◆ **Exercise goal**: Copy each line holding the string "duration".

>> START Recorded data

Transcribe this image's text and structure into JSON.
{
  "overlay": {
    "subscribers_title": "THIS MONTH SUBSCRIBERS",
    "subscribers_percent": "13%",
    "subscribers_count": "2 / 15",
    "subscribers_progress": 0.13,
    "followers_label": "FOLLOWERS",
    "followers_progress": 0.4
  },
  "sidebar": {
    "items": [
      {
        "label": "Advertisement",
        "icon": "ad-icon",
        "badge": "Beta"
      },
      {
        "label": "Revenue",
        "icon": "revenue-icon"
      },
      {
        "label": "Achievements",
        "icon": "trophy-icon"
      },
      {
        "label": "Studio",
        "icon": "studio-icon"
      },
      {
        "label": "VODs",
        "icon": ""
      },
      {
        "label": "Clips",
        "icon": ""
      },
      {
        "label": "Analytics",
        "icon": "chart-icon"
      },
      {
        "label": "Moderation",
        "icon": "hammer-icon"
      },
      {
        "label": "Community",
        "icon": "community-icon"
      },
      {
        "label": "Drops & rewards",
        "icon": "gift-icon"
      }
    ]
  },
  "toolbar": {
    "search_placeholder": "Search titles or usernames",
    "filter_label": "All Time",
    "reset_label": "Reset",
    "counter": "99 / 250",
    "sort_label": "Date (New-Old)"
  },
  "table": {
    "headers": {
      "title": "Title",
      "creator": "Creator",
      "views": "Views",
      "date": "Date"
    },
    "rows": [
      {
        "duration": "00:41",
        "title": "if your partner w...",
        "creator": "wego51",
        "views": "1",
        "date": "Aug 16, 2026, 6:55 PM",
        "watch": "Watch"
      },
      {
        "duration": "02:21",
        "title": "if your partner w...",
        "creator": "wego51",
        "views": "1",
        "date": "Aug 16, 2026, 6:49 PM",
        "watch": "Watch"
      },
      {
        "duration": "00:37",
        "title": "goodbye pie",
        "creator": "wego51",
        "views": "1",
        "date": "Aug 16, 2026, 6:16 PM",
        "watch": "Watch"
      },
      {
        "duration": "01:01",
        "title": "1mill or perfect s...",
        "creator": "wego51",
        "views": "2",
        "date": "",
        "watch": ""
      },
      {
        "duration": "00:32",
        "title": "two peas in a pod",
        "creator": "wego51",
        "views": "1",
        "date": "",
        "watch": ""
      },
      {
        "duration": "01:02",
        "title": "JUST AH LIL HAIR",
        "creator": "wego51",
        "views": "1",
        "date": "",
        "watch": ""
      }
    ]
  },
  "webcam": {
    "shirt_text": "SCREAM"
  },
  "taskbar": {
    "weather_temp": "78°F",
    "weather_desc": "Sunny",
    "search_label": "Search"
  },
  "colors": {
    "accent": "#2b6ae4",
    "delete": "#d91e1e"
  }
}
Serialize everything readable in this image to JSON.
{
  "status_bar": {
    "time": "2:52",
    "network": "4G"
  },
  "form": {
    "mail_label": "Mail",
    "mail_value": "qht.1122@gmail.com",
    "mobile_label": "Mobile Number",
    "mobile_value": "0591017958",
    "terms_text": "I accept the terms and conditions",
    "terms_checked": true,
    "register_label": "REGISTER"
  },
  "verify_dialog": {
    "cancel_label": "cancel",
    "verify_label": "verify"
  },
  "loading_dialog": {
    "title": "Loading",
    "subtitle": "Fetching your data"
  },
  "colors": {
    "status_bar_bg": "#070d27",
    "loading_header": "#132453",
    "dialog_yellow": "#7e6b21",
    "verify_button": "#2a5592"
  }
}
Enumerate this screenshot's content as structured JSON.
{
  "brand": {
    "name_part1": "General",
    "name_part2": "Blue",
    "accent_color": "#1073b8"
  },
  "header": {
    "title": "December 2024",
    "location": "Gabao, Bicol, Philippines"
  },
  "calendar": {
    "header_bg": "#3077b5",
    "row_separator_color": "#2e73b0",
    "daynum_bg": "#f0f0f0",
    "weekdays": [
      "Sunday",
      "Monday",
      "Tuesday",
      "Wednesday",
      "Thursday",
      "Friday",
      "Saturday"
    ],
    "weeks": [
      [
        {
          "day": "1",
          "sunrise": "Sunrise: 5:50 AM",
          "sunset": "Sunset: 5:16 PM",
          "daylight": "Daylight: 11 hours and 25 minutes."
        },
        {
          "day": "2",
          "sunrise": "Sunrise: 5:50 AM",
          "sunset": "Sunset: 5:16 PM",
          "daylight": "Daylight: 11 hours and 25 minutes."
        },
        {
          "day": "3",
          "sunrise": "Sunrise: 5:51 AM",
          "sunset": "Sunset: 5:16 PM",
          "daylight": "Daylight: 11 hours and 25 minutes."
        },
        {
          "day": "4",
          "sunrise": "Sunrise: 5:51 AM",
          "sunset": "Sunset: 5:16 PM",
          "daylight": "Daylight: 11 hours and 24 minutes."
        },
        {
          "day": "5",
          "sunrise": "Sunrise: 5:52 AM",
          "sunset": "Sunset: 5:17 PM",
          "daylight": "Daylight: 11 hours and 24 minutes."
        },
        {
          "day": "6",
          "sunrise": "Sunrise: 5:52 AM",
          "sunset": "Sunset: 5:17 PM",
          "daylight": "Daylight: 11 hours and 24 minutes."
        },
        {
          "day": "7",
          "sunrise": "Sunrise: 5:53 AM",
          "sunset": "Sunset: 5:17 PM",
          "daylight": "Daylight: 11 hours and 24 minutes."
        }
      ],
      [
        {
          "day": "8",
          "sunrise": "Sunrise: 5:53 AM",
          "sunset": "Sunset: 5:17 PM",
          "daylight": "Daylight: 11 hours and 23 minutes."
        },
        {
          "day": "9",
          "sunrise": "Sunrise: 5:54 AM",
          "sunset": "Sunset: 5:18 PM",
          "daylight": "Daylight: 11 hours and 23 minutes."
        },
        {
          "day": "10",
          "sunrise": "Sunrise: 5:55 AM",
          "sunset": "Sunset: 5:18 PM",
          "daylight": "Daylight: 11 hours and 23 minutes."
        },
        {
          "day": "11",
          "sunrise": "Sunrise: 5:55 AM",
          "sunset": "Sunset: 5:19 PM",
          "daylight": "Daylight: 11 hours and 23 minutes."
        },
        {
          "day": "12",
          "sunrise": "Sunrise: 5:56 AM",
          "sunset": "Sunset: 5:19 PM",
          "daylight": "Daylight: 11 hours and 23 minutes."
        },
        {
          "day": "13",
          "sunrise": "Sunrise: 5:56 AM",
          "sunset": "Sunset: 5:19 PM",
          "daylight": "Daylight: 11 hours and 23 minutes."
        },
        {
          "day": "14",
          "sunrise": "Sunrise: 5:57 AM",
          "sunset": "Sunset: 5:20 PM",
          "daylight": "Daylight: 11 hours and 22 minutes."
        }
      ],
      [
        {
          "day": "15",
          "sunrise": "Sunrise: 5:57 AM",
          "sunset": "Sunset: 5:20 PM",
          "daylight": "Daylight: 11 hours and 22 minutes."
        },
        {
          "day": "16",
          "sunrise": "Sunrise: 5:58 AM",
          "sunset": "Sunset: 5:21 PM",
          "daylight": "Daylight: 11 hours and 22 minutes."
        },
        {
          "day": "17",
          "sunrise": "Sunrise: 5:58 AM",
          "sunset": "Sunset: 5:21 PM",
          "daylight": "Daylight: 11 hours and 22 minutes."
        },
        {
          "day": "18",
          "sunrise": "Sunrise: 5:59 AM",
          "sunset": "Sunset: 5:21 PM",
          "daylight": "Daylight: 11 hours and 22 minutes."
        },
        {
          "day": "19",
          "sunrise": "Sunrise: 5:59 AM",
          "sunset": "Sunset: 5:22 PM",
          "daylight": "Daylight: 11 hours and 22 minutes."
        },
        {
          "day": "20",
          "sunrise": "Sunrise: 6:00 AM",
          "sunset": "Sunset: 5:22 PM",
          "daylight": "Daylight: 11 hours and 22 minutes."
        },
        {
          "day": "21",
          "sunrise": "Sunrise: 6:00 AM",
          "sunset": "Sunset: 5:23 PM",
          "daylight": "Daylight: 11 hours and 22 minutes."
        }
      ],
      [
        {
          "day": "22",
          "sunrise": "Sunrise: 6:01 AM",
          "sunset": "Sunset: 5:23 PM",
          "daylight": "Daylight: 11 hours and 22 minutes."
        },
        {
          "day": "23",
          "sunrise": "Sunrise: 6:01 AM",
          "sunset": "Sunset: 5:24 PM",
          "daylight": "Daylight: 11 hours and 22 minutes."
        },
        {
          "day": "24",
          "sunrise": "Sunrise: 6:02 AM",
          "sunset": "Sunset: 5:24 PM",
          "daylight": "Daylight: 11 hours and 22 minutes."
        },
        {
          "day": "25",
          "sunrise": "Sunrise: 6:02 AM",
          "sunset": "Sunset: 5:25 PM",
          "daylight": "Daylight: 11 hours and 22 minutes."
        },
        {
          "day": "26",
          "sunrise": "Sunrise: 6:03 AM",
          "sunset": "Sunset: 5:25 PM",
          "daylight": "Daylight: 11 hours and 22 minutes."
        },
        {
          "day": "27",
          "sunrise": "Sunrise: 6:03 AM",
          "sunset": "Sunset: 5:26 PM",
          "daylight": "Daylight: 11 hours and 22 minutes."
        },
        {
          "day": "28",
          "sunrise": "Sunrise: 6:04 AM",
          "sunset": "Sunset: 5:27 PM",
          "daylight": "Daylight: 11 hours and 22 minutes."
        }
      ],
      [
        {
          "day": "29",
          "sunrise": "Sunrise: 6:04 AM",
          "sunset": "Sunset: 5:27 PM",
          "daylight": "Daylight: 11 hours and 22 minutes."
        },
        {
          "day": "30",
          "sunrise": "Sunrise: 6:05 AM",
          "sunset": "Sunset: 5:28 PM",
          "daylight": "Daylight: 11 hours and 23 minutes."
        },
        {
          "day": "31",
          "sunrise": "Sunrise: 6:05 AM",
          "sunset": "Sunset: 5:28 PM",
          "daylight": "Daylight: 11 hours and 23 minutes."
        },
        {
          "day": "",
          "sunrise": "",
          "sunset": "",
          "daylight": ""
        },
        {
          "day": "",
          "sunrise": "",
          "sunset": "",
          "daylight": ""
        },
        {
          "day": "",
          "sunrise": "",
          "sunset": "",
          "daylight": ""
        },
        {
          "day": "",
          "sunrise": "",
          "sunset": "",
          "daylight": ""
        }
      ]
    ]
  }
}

>> END Recorded data

◆ **Correct result**:
        "duration": "00:41",
        "duration": "02:21",
        "duration": "00:37",
        "duration": "01:01",
        "duration": "00:32",
        "duration": "01:02",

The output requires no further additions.